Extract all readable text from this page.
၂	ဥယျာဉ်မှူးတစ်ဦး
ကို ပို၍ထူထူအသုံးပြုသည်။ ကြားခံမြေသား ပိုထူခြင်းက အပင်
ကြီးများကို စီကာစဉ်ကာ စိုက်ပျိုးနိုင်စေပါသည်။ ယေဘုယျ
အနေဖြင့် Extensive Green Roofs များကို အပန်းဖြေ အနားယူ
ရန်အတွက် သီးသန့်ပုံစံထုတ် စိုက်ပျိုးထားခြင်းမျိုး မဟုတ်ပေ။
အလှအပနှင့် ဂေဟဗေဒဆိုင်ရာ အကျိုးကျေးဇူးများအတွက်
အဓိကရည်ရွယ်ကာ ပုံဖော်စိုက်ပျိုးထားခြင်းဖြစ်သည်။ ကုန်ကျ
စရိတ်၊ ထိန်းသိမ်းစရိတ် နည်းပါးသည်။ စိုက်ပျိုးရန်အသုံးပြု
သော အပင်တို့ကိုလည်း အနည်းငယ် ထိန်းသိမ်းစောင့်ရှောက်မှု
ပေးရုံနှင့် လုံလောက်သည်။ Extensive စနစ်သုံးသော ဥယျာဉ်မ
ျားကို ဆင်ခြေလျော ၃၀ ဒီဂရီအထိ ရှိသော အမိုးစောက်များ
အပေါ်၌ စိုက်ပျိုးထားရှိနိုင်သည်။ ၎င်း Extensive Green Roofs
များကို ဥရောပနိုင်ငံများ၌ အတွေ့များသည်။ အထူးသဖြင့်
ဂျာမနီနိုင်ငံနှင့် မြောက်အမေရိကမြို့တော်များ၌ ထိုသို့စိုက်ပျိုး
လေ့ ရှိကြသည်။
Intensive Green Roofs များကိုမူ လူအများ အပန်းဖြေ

...

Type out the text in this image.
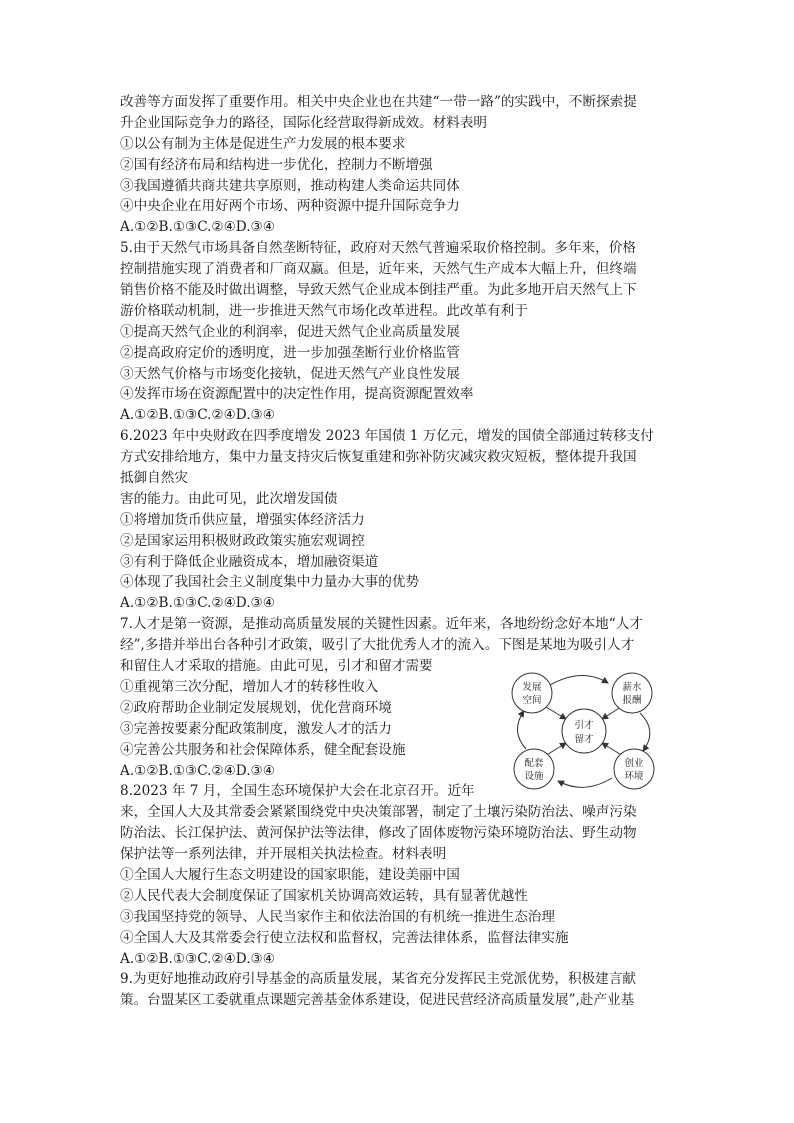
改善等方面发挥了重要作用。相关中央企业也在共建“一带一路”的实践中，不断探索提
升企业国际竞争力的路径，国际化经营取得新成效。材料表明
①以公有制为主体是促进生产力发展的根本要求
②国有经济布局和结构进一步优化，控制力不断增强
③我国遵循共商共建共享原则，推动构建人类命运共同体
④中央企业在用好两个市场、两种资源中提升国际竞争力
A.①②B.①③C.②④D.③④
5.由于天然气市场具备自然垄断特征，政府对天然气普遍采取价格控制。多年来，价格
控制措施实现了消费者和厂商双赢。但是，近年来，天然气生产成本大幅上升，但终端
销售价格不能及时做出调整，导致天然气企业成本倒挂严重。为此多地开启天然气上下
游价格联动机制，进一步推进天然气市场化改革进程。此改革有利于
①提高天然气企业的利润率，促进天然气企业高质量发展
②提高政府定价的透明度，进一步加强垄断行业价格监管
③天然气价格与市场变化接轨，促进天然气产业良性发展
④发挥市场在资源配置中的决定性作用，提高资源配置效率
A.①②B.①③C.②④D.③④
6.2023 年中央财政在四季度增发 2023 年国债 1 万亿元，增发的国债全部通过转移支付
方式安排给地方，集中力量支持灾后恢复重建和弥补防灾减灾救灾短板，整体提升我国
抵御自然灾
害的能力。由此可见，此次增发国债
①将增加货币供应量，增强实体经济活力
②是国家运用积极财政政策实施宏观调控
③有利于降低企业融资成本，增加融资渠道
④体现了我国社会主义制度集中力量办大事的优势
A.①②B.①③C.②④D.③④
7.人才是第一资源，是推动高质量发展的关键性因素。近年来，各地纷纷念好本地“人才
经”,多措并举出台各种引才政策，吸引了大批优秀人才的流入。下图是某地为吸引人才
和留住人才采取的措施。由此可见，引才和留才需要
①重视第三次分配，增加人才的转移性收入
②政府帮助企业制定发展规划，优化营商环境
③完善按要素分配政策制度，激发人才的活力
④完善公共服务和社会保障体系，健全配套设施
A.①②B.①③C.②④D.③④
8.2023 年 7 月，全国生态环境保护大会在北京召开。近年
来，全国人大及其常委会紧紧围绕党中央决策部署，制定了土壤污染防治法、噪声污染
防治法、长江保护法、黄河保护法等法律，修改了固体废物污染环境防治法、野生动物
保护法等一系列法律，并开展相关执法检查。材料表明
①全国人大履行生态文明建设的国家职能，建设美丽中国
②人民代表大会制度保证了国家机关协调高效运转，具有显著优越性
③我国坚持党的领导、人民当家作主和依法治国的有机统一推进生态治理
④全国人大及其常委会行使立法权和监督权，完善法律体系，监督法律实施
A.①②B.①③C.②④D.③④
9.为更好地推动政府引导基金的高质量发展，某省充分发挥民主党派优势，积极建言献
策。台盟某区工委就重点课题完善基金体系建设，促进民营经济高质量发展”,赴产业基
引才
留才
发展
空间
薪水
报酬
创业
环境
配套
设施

*Problem to work on*
Identify the lines that contain the string "由此可见", and copy every one of them.

*Reply*
害的能力。由此可见，此次增发国债
和留住人才采取的措施。由此可见，引才和留才需要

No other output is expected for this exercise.